*EXERCISE TASK*
Exactly reproduce the lines that follow.

Stored dataset items:
----

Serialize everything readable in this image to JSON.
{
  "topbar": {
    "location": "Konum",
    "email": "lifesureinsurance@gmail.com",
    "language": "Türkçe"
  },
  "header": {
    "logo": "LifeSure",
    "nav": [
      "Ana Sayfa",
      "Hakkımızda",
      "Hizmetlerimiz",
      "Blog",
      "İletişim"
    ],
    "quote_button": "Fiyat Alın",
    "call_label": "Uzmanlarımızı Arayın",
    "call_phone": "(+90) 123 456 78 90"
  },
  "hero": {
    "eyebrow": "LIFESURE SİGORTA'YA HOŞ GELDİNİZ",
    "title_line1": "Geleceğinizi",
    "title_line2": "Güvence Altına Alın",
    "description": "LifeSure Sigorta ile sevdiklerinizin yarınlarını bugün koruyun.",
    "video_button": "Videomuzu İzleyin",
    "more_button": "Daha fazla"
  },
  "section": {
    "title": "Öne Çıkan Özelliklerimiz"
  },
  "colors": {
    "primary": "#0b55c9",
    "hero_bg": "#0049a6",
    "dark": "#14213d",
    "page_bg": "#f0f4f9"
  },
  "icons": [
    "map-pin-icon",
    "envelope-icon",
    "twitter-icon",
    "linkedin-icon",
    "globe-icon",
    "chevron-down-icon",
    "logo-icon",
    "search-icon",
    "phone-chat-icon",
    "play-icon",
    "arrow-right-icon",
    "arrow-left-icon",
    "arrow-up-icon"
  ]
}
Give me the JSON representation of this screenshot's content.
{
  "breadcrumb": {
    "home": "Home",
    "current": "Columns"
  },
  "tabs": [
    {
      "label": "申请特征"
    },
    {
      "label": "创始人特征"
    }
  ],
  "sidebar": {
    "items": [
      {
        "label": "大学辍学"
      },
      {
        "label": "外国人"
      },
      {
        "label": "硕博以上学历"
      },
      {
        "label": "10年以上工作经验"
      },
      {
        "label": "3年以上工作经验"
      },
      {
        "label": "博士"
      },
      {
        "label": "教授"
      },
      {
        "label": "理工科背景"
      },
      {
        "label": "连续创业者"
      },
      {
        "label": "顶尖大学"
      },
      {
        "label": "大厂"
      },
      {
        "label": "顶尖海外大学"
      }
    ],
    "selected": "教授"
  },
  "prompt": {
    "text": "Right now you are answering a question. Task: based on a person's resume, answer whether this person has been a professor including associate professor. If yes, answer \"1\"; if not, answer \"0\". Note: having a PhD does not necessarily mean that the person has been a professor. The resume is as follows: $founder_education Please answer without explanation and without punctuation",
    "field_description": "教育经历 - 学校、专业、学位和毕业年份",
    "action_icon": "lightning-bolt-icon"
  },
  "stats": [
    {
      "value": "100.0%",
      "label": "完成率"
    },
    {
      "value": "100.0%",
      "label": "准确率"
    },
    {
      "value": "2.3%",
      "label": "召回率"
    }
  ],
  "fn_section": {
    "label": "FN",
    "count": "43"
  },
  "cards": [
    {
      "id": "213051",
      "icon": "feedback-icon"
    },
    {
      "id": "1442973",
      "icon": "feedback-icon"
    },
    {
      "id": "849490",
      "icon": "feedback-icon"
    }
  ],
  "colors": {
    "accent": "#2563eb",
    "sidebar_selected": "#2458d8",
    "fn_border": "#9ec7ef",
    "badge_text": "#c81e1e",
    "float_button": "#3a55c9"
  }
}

----

*ANSWER TO THE EXERCISE*
Serialize everything readable in this image to JSON.
{
  "topbar": {
    "location": "Konum",
    "email": "lifesureinsurance@gmail.com",
    "language": "Türkçe"
  },
  "header": {
    "logo": "LifeSure",
    "nav": [
      "Ana Sayfa",
      "Hakkımızda",
      "Hizmetlerimiz",
      "Blog",
      "İletişim"
    ],
    "quote_button": "Fiyat Alın",
    "call_label": "Uzmanlarımızı Arayın",
    "call_phone": "(+90) 123 456 78 90"
  },
  "hero": {
    "eyebrow": "LIFESURE SİGORTA'YA HOŞ GELDİNİZ",
    "title_line1": "Geleceğinizi",
    "title_line2": "Güvence Altına Alın",
    "description": "LifeSure Sigorta ile sevdiklerinizin yarınlarını bugün koruyun.",
    "video_button": "Videomuzu İzleyin",
    "more_button": "Daha fazla"
  },
  "section": {
    "title": "Öne Çıkan Özelliklerimiz"
  },
  "colors": {
    "primary": "#0b55c9",
    "hero_bg": "#0049a6",
    "dark": "#14213d",
    "page_bg": "#f0f4f9"
  },
  "icons": [
    "map-pin-icon",
    "envelope-icon",
    "twitter-icon",
    "linkedin-icon",
    "globe-icon",
    "chevron-down-icon",
    "logo-icon",
    "search-icon",
    "phone-chat-icon",
    "play-icon",
    "arrow-right-icon",
    "arrow-left-icon",
    "arrow-up-icon"
  ]
}
Give me the JSON representation of this screenshot's content.
{
  "breadcrumb": {
    "home": "Home",
    "current": "Columns"
  },
  "tabs": [
    {
      "label": "申请特征"
    },
    {
      "label": "创始人特征"
    }
  ],
  "sidebar": {
    "items": [
      {
        "label": "大学辍学"
      },
      {
        "label": "外国人"
      },
      {
        "label": "硕博以上学历"
      },
      {
        "label": "10年以上工作经验"
      },
      {
        "label": "3年以上工作经验"
      },
      {
        "label": "博士"
      },
      {
        "label": "教授"
      },
      {
        "label": "理工科背景"
      },
      {
        "label": "连续创业者"
      },
      {
        "label": "顶尖大学"
      },
      {
        "label": "大厂"
      },
      {
        "label": "顶尖海外大学"
      }
    ],
    "selected": "教授"
  },
  "prompt": {
    "text": "Right now you are answering a question. Task: based on a person's resume, answer whether this person has been a professor including associate professor. If yes, answer \"1\"; if not, answer \"0\". Note: having a PhD does not necessarily mean that the person has been a professor. The resume is as follows: $founder_education Please answer without explanation and without punctuation",
    "field_description": "教育经历 - 学校、专业、学位和毕业年份",
    "action_icon": "lightning-bolt-icon"
  },
  "stats": [
    {
      "value": "100.0%",
      "label": "完成率"
    },
    {
      "value": "100.0%",
      "label": "准确率"
    },
    {
      "value": "2.3%",
      "label": "召回率"
    }
  ],
  "fn_section": {
    "label": "FN",
    "count": "43"
  },
  "cards": [
    {
      "id": "213051",
      "icon": "feedback-icon"
    },
    {
      "id": "1442973",
      "icon": "feedback-icon"
    },
    {
      "id": "849490",
      "icon": "feedback-icon"
    }
  ],
  "colors": {
    "accent": "#2563eb",
    "sidebar_selected": "#2458d8",
    "fn_border": "#9ec7ef",
    "badge_text": "#c81e1e",
    "float_button": "#3a55c9"
  }
}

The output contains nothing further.